begin Material for this exercise

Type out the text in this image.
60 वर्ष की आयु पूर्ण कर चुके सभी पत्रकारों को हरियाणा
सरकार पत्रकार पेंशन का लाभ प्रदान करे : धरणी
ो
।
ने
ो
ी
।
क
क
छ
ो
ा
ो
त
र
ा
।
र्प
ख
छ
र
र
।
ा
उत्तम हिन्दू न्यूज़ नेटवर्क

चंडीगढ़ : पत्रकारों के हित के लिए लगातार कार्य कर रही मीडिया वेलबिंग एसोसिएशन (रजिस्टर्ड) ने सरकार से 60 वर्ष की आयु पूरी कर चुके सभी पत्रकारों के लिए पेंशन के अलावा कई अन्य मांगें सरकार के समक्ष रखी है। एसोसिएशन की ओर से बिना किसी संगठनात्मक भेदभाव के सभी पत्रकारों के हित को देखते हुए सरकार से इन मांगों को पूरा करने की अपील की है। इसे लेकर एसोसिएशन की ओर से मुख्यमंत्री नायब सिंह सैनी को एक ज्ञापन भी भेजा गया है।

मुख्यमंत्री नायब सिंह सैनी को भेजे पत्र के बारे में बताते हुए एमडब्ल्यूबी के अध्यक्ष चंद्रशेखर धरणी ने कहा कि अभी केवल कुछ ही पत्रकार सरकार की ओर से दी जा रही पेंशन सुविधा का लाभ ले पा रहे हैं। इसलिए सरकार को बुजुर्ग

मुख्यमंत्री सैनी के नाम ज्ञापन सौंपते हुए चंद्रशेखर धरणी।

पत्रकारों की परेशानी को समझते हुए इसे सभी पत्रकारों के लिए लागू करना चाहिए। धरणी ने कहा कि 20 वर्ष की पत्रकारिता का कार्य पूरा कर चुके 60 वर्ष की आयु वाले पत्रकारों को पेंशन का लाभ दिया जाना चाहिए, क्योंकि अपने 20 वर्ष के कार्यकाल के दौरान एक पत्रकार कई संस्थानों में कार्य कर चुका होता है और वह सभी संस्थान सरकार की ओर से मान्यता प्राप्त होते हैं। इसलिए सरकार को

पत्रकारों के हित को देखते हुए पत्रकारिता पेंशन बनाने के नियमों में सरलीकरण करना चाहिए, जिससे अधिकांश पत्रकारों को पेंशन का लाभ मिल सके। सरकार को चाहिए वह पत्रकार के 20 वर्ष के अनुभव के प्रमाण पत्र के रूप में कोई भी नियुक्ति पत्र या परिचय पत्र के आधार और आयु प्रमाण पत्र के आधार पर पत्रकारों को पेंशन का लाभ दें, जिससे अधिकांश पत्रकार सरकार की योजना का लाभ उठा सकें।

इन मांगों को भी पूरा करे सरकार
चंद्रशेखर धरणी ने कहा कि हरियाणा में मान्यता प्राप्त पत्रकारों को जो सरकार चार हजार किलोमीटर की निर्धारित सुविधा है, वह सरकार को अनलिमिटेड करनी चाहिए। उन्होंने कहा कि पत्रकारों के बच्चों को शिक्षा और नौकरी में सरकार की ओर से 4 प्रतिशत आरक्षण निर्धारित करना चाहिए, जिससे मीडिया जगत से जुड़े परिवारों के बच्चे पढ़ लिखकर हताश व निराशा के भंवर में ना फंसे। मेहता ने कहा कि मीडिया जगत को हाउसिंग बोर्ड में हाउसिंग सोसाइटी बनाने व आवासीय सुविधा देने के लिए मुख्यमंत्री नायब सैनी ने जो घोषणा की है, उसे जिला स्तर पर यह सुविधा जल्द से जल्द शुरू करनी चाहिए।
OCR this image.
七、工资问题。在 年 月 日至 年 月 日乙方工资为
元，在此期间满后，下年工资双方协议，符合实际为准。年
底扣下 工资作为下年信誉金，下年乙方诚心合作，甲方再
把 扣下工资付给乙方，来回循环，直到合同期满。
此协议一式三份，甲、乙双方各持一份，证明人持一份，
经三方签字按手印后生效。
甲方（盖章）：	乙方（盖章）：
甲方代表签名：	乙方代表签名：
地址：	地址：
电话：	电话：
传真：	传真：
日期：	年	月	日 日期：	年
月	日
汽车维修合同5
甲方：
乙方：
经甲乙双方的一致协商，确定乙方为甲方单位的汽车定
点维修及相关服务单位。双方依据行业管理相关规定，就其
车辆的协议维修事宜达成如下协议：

end Material for this exercise

## Task requirements:
Give back exactly the lines that run from the line with "OCR this image." through the close of the material, counting both ends, and nothing more.

## Solved exercise:
OCR this image.
七、工资问题。在 年 月 日至 年 月 日乙方工资为
元，在此期间满后，下年工资双方协议，符合实际为准。年
底扣下 工资作为下年信誉金，下年乙方诚心合作，甲方再
把 扣下工资付给乙方，来回循环，直到合同期满。
此协议一式三份，甲、乙双方各持一份，证明人持一份，
经三方签字按手印后生效。
甲方（盖章）：	乙方（盖章）：
甲方代表签名：	乙方代表签名：
地址：	地址：
电话：	电话：
传真：	传真：
日期：	年	月	日 日期：	年
月	日
汽车维修合同5
甲方：
乙方：
经甲乙双方的一致协商，确定乙方为甲方单位的汽车定
点维修及相关服务单位。双方依据行业管理相关规定，就其
车辆的协议维修事宜达成如下协议：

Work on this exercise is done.